* **Work to complete**:
Output the full listing below exactly as it reads, and skip anything that is a picture.

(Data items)
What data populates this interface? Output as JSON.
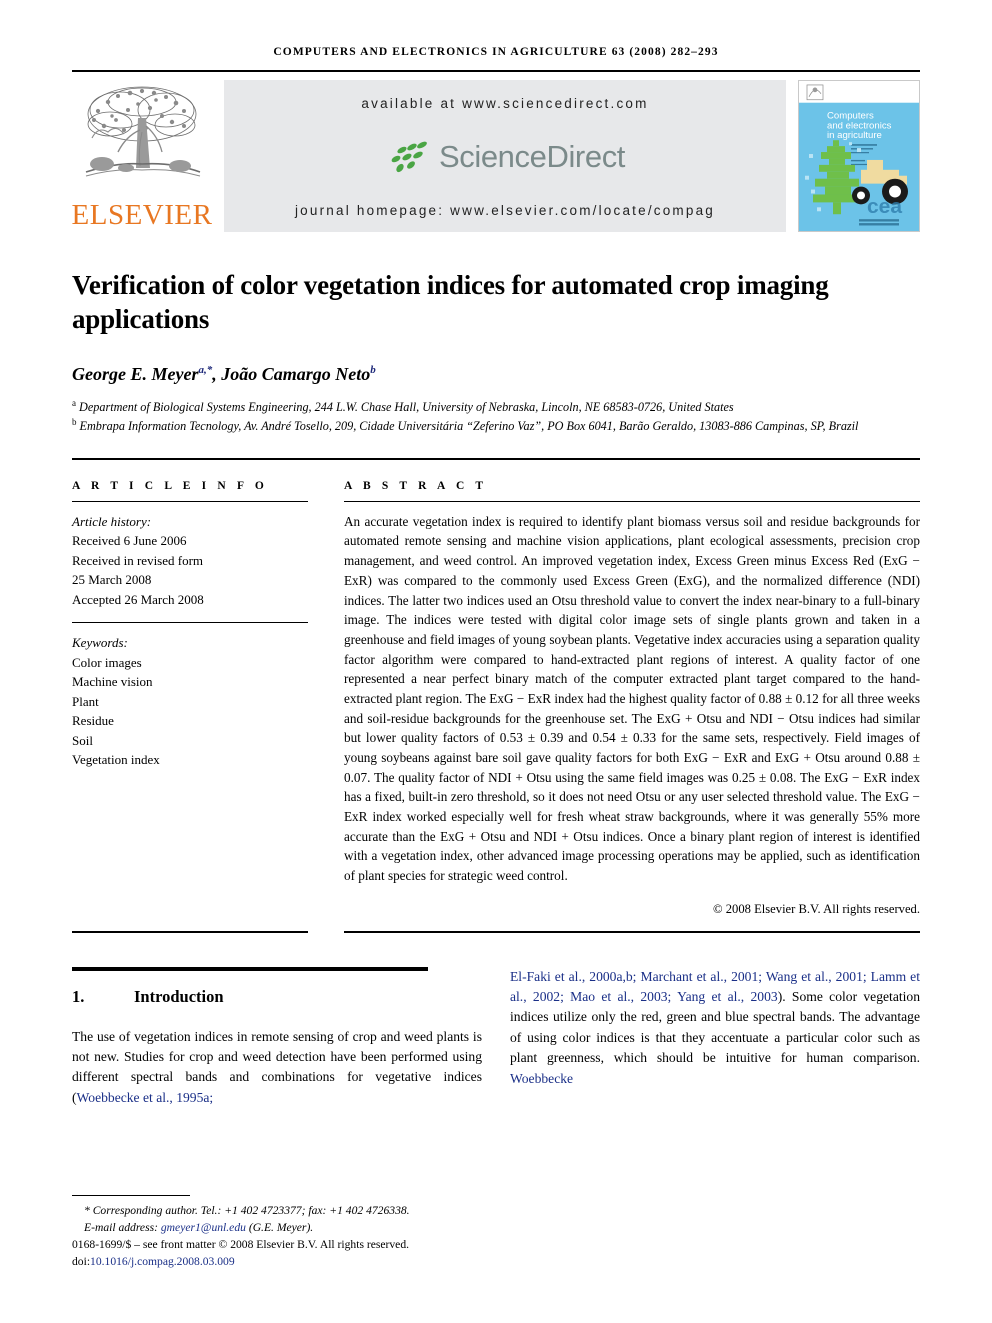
{
  "running_head": "COMPUTERS AND ELECTRONICS IN AGRICULTURE 63 (2008) 282–293",
  "masthead": {
    "publisher_name": "ELSEVIER",
    "available_at": "available at www.sciencedirect.com",
    "sciencedirect_word": "ScienceDirect",
    "journal_homepage": "journal homepage: www.elsevier.com/locate/compag",
    "cover": {
      "line1": "Computers",
      "line2": "and electronics",
      "line3": "in agriculture",
      "logo_text": "cea",
      "background_color": "#6cc3e8",
      "tree_color": "#6fbf4a",
      "tractor_color": "#f0dba0"
    },
    "colors": {
      "elsevier_orange": "#E87722",
      "band_gray": "#e7e8ea",
      "sciencedirect_gray": "#7b8a8a",
      "leaf_green": "#4aa544"
    }
  },
  "article": {
    "title": "Verification of color vegetation indices for automated crop imaging applications",
    "authors": [
      {
        "name": "George E. Meyer",
        "sup": "a,*"
      },
      {
        "name": "João Camargo Neto",
        "sup": "b"
      }
    ],
    "affiliations": [
      {
        "marker": "a",
        "text": "Department of Biological Systems Engineering, 244 L.W. Chase Hall, University of Nebraska, Lincoln, NE 68583-0726, United States"
      },
      {
        "marker": "b",
        "text": "Embrapa Information Tecnology, Av. André Tosello, 209, Cidade Universitária “Zeferino Vaz”, PO Box 6041, Barão Geraldo, 13083-886 Campinas, SP, Brazil"
      }
    ]
  },
  "article_info": {
    "heading": "A R T I C L E   I N F O",
    "history_label": "Article history:",
    "history": [
      "Received 6 June 2006",
      "Received in revised form",
      "25 March 2008",
      "Accepted 26 March 2008"
    ],
    "keywords_label": "Keywords:",
    "keywords": [
      "Color images",
      "Machine vision",
      "Plant",
      "Residue",
      "Soil",
      "Vegetation index"
    ]
  },
  "abstract": {
    "heading": "A B S T R A C T",
    "text": "An accurate vegetation index is required to identify plant biomass versus soil and residue backgrounds for automated remote sensing and machine vision applications, plant ecological assessments, precision crop management, and weed control. An improved vegetation index, Excess Green minus Excess Red (ExG − ExR) was compared to the commonly used Excess Green (ExG), and the normalized difference (NDI) indices. The latter two indices used an Otsu threshold value to convert the index near-binary to a full-binary image. The indices were tested with digital color image sets of single plants grown and taken in a greenhouse and field images of young soybean plants. Vegetative index accuracies using a separation quality factor algorithm were compared to hand-extracted plant regions of interest. A quality factor of one represented a near perfect binary match of the computer extracted plant target compared to the hand-extracted plant region. The ExG − ExR index had the highest quality factor of 0.88 ± 0.12 for all three weeks and soil-residue backgrounds for the greenhouse set. The ExG + Otsu and NDI − Otsu indices had similar but lower quality factors of 0.53 ± 0.39 and 0.54 ± 0.33 for the same sets, respectively. Field images of young soybeans against bare soil gave quality factors for both ExG − ExR and ExG + Otsu around 0.88 ± 0.07. The quality factor of NDI + Otsu using the same field images was 0.25 ± 0.08. The ExG − ExR index has a fixed, built-in zero threshold, so it does not need Otsu or any user selected threshold value. The ExG − ExR index worked especially well for fresh wheat straw backgrounds, where it was generally 55% more accurate than the ExG + Otsu and NDI + Otsu indices. Once a binary plant region of interest is identified with a vegetation index, other advanced image processing operations may be applied, such as identification of plant species for strategic weed control.",
    "copyright": "© 2008 Elsevier B.V. All rights reserved."
  },
  "introduction": {
    "number": "1.",
    "heading": "Introduction",
    "col1_text_before_cite": "The use of vegetation indices in remote sensing of crop and weed plants is not new. Studies for crop and weed detection have been performed using different spectral bands and combinations for vegetative indices (",
    "col1_cite": "Woebbecke et al., 1995a;",
    "col2_cite": "El-Faki et al., 2000a,b; Marchant et al., 2001; Wang et al., 2001; Lamm et al., 2002; Mao et al., 2003; Yang et al., 2003",
    "col2_text_after_cite": "). Some color vegetation indices utilize only the red, green and blue spectral bands. The advantage of using color indices is that they accentuate a particular color such as plant greenness, which should be intuitive for human comparison. ",
    "col2_cite_tail": "Woebbecke"
  },
  "footnotes": {
    "corresponding": "* Corresponding author. Tel.: +1 402 4723377; fax: +1 402 4726338.",
    "email_label": "E-mail address:",
    "email": "gmeyer1@unl.edu",
    "email_attrib": "(G.E. Meyer).",
    "front_matter": "0168-1699/$ – see front matter © 2008 Elsevier B.V. All rights reserved.",
    "doi_label": "doi:",
    "doi_value": "10.1016/j.compag.2008.03.009"
  }
}
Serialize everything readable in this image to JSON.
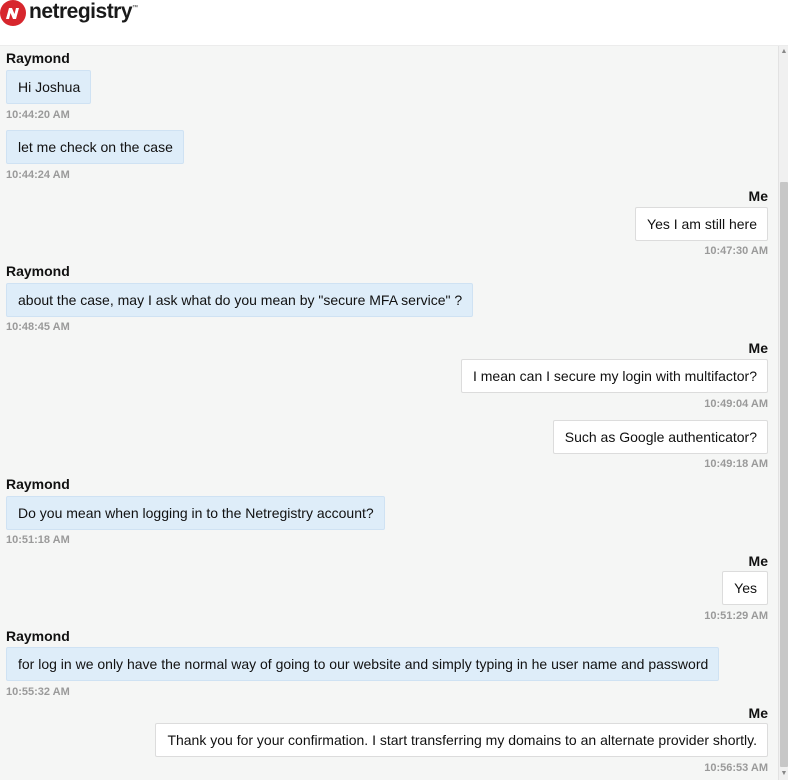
{
  "brand": {
    "name": "netregistry",
    "trademark": "™"
  },
  "messages": [
    {
      "sender": "Raymond",
      "text": "Hi Joshua",
      "time": "10:44:20 AM"
    },
    {
      "sender": "",
      "text": "let me check on the case",
      "time": "10:44:24 AM"
    },
    {
      "sender": "Me",
      "text": "Yes I am still here",
      "time": "10:47:30 AM"
    },
    {
      "sender": "Raymond",
      "text": "about the case, may I ask what do you mean by \"secure MFA service\" ?",
      "time": "10:48:45 AM"
    },
    {
      "sender": "Me",
      "text": "I mean can I secure my login with multifactor?",
      "time": "10:49:04 AM"
    },
    {
      "sender": "",
      "text": "Such as Google authenticator?",
      "time": "10:49:18 AM"
    },
    {
      "sender": "Raymond",
      "text": "Do you mean when logging in to the Netregistry account?",
      "time": "10:51:18 AM"
    },
    {
      "sender": "Me",
      "text": "Yes",
      "time": "10:51:29 AM"
    },
    {
      "sender": "Raymond",
      "text": "for log in we only have the normal way of going to our website and simply typing in he user name and password",
      "time": "10:55:32 AM"
    },
    {
      "sender": "Me",
      "text": "Thank you for your confirmation. I start transferring my domains to an alternate provider shortly.",
      "time": "10:56:53 AM"
    }
  ],
  "scrollbar": {
    "up_icon": "▲",
    "down_icon": "▼"
  }
}
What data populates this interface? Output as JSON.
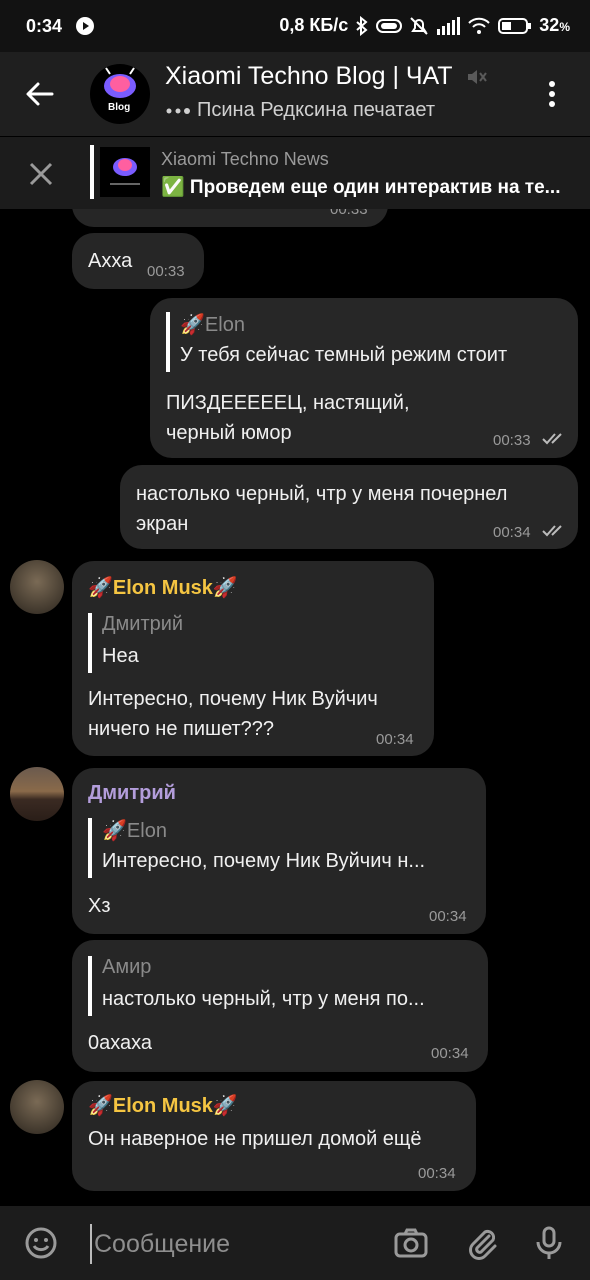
{
  "status_bar": {
    "time": "0:34",
    "net_speed": "0,8 КБ/с",
    "battery": "32",
    "battery_unit": "%"
  },
  "header": {
    "title": "Xiaomi Techno Blog | ЧАТ",
    "subtitle": "Псина Редксина печатает",
    "avatar_text": "Blog"
  },
  "pinned": {
    "channel": "Xiaomi Techno News",
    "text": "✅ Проведем еще один интерактив на те..."
  },
  "messages": [
    {
      "text": "Ахха",
      "time": "00:33"
    },
    {
      "quote_name": "Elon",
      "quote_text": "У тебя сейчас темный режим стоит",
      "text_line1": "ПИЗДЕЕЕЕЕЦ, настящий,",
      "text_line2": "черный юмор",
      "time": "00:33"
    },
    {
      "text_line1": "настолько черный, чтр у меня почернел",
      "text_line2": "экран",
      "time": "00:34"
    },
    {
      "sender": "Elon Musk",
      "quote_name": "Дмитрий",
      "quote_text": "Неа",
      "text_line1": "Интересно, почему Ник Вуйчич",
      "text_line2": "ничего не пишет???",
      "time": "00:34"
    },
    {
      "sender": "Дмитрий",
      "quote_name": "Elon",
      "quote_text": "Интересно, почему Ник Вуйчич н...",
      "text": "Хз",
      "time": "00:34"
    },
    {
      "quote_name": "Амир",
      "quote_text": "настолько черный, чтр у меня по...",
      "text": "0ахаха",
      "time": "00:34"
    },
    {
      "sender": "Elon Musk",
      "text": "Он наверное не пришел домой ещё",
      "time": "00:34"
    }
  ],
  "input": {
    "placeholder": "Сообщение"
  },
  "colors": {
    "elon_name": "#f5c542",
    "dmitry_name": "#b39ddb"
  }
}
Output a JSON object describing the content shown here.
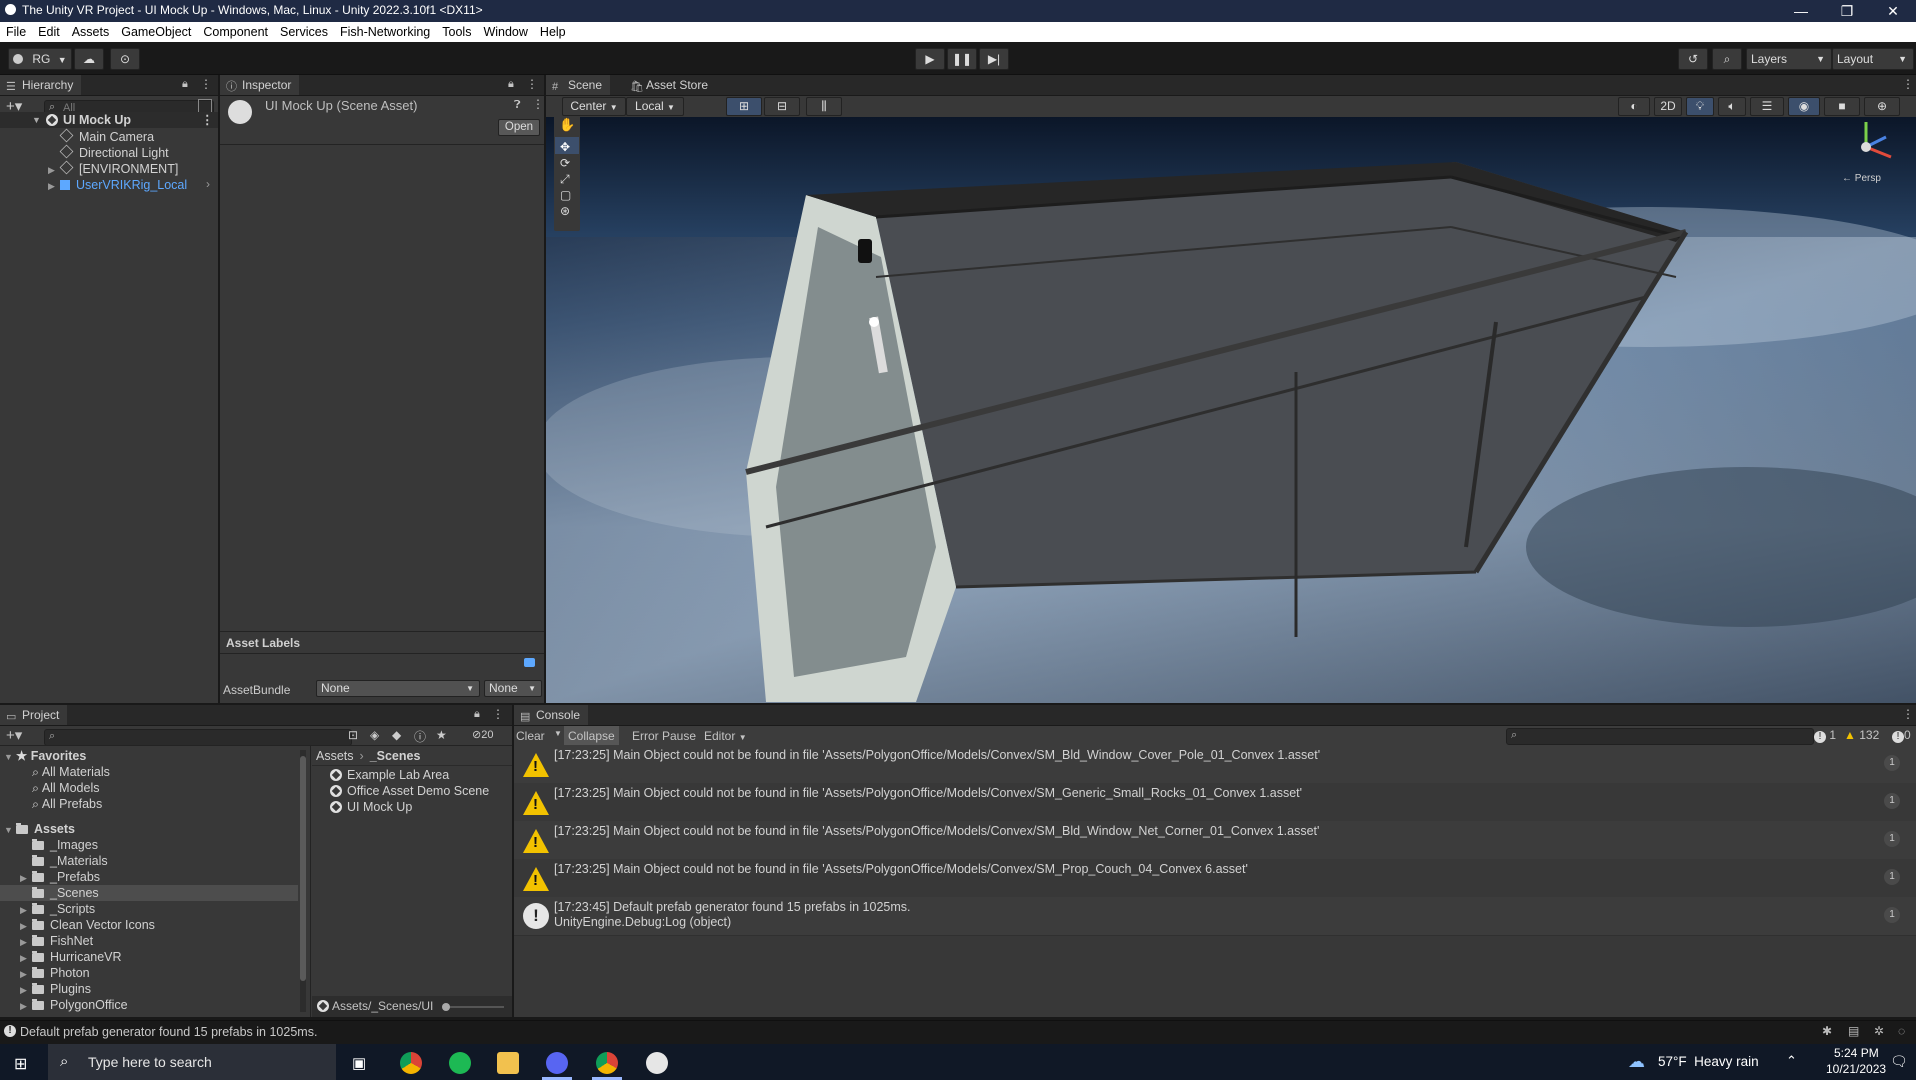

* **Result of this exercise**:
What data populates this interface? Output as JSON.
{
  "running_head": "COMPUTERS AND ELECTRONICS IN AGRICULTURE 63 (2008) 282–293",
  "masthead": {
    "publisher_name": "ELSEVIER",
    "available_at": "available at www.sciencedirect.com",
    "sciencedirect_word": "ScienceDirect",
    "journal_homepage": "journal homepage: www.elsevier.com/locate/compag",
    "cover": {
      "line1": "Computers",
      "line2": "and electronics",
      "line3": "in agriculture",
      "logo_text": "cea",
      "background_color": "#6cc3e8",
      "tree_color": "#6fbf4a",
      "tractor_color": "#f0dba0"
    },
    "colors": {
      "elsevier_orange": "#E87722",
      "band_gray": "#e7e8ea",
      "sciencedirect_gray": "#7b8a8a",
      "leaf_green": "#4aa544"
    }
  },
  "article": {
    "title": "Verification of color vegetation indices for automated crop imaging applications",
    "authors": [
      {
        "name": "George E. Meyer",
        "sup": "a,*"
      },
      {
        "name": "João Camargo Neto",
        "sup": "b"
      }
    ],
    "affiliations": [
      {
        "marker": "a",
        "text": "Department of Biological Systems Engineering, 244 L.W. Chase Hall, University of Nebraska, Lincoln, NE 68583-0726, United States"
      },
      {
        "marker": "b",
        "text": "Embrapa Information Tecnology, Av. André Tosello, 209, Cidade Universitária “Zeferino Vaz”, PO Box 6041, Barão Geraldo, 13083-886 Campinas, SP, Brazil"
      }
    ]
  },
  "article_info": {
    "heading": "A R T I C L E   I N F O",
    "history_label": "Article history:",
    "history": [
      "Received 6 June 2006",
      "Received in revised form",
      "25 March 2008",
      "Accepted 26 March 2008"
    ],
    "keywords_label": "Keywords:",
    "keywords": [
      "Color images",
      "Machine vision",
      "Plant",
      "Residue",
      "Soil",
      "Vegetation index"
    ]
  },
  "abstract": {
    "heading": "A B S T R A C T",
    "text": "An accurate vegetation index is required to identify plant biomass versus soil and residue backgrounds for automated remote sensing and machine vision applications, plant ecological assessments, precision crop management, and weed control. An improved vegetation index, Excess Green minus Excess Red (ExG − ExR) was compared to the commonly used Excess Green (ExG), and the normalized difference (NDI) indices. The latter two indices used an Otsu threshold value to convert the index near-binary to a full-binary image. The indices were tested with digital color image sets of single plants grown and taken in a greenhouse and field images of young soybean plants. Vegetative index accuracies using a separation quality factor algorithm were compared to hand-extracted plant regions of interest. A quality factor of one represented a near perfect binary match of the computer extracted plant target compared to the hand-extracted plant region. The ExG − ExR index had the highest quality factor of 0.88 ± 0.12 for all three weeks and soil-residue backgrounds for the greenhouse set. The ExG + Otsu and NDI − Otsu indices had similar but lower quality factors of 0.53 ± 0.39 and 0.54 ± 0.33 for the same sets, respectively. Field images of young soybeans against bare soil gave quality factors for both ExG − ExR and ExG + Otsu around 0.88 ± 0.07. The quality factor of NDI + Otsu using the same field images was 0.25 ± 0.08. The ExG − ExR index has a fixed, built-in zero threshold, so it does not need Otsu or any user selected threshold value. The ExG − ExR index worked especially well for fresh wheat straw backgrounds, where it was generally 55% more accurate than the ExG + Otsu and NDI + Otsu indices. Once a binary plant region of interest is identified with a vegetation index, other advanced image processing operations may be applied, such as identification of plant species for strategic weed control.",
    "copyright": "© 2008 Elsevier B.V. All rights reserved."
  },
  "introduction": {
    "number": "1.",
    "heading": "Introduction",
    "col1_text_before_cite": "The use of vegetation indices in remote sensing of crop and weed plants is not new. Studies for crop and weed detection have been performed using different spectral bands and combinations for vegetative indices (",
    "col1_cite": "Woebbecke et al., 1995a;",
    "col2_cite": "El-Faki et al., 2000a,b; Marchant et al., 2001; Wang et al., 2001; Lamm et al., 2002; Mao et al., 2003; Yang et al., 2003",
    "col2_text_after_cite": "). Some color vegetation indices utilize only the red, green and blue spectral bands. The advantage of using color indices is that they accentuate a particular color such as plant greenness, which should be intuitive for human comparison. ",
    "col2_cite_tail": "Woebbecke"
  },
  "footnotes": {
    "corresponding": "* Corresponding author. Tel.: +1 402 4723377; fax: +1 402 4726338.",
    "email_label": "E-mail address:",
    "email": "gmeyer1@unl.edu",
    "email_attrib": "(G.E. Meyer).",
    "front_matter": "0168-1699/$ – see front matter © 2008 Elsevier B.V. All rights reserved.",
    "doi_label": "doi:",
    "doi_value": "10.1016/j.compag.2008.03.009"
  }
}
Serialize everything readable in this image to JSON.
{
  "brand": {
    "name": "netregistry",
    "trademark": "™"
  },
  "messages": [
    {
      "sender": "Raymond",
      "text": "Hi Joshua",
      "time": "10:44:20 AM"
    },
    {
      "sender": "",
      "text": "let me check on the case",
      "time": "10:44:24 AM"
    },
    {
      "sender": "Me",
      "text": "Yes I am still here",
      "time": "10:47:30 AM"
    },
    {
      "sender": "Raymond",
      "text": "about the case, may I ask what do you mean by \"secure MFA service\" ?",
      "time": "10:48:45 AM"
    },
    {
      "sender": "Me",
      "text": "I mean can I secure my login with multifactor?",
      "time": "10:49:04 AM"
    },
    {
      "sender": "",
      "text": "Such as Google authenticator?",
      "time": "10:49:18 AM"
    },
    {
      "sender": "Raymond",
      "text": "Do you mean when logging in to the Netregistry account?",
      "time": "10:51:18 AM"
    },
    {
      "sender": "Me",
      "text": "Yes",
      "time": "10:51:29 AM"
    },
    {
      "sender": "Raymond",
      "text": "for log in we only have the normal way of going to our website and simply typing in he user name and password",
      "time": "10:55:32 AM"
    },
    {
      "sender": "Me",
      "text": "Thank you for your confirmation. I start transferring my domains to an alternate provider shortly.",
      "time": "10:56:53 AM"
    }
  ],
  "scrollbar": {
    "up_icon": "▲",
    "down_icon": "▼"
  }
}
What data populates this interface? Output as JSON.
{
  "status_bar": {
    "time": "0:34",
    "net_speed": "0,8 КБ/с",
    "battery": "32",
    "battery_unit": "%"
  },
  "header": {
    "title": "Xiaomi Techno Blog | ЧАТ",
    "subtitle": "Псина Редксина печатает",
    "avatar_text": "Blog"
  },
  "pinned": {
    "channel": "Xiaomi Techno News",
    "text": "✅ Проведем еще один интерактив на те..."
  },
  "messages": [
    {
      "text": "Ахха",
      "time": "00:33"
    },
    {
      "quote_name": "Elon",
      "quote_text": "У тебя сейчас темный режим стоит",
      "text_line1": "ПИЗДЕЕЕЕЕЦ, настящий,",
      "text_line2": "черный юмор",
      "time": "00:33"
    },
    {
      "text_line1": "настолько черный, чтр у меня почернел",
      "text_line2": "экран",
      "time": "00:34"
    },
    {
      "sender": "Elon Musk",
      "quote_name": "Дмитрий",
      "quote_text": "Неа",
      "text_line1": "Интересно, почему Ник Вуйчич",
      "text_line2": "ничего не пишет???",
      "time": "00:34"
    },
    {
      "sender": "Дмитрий",
      "quote_name": "Elon",
      "quote_text": "Интересно, почему Ник Вуйчич н...",
      "text": "Хз",
      "time": "00:34"
    },
    {
      "quote_name": "Амир",
      "quote_text": "настолько черный, чтр у меня по...",
      "text": "0ахаха",
      "time": "00:34"
    },
    {
      "sender": "Elon Musk",
      "text": "Он наверное не пришел домой ещё",
      "time": "00:34"
    }
  ],
  "input": {
    "placeholder": "Сообщение"
  },
  "colors": {
    "elon_name": "#f5c542",
    "dmitry_name": "#b39ddb"
  }
}
Output a JSON object describing the content shown here.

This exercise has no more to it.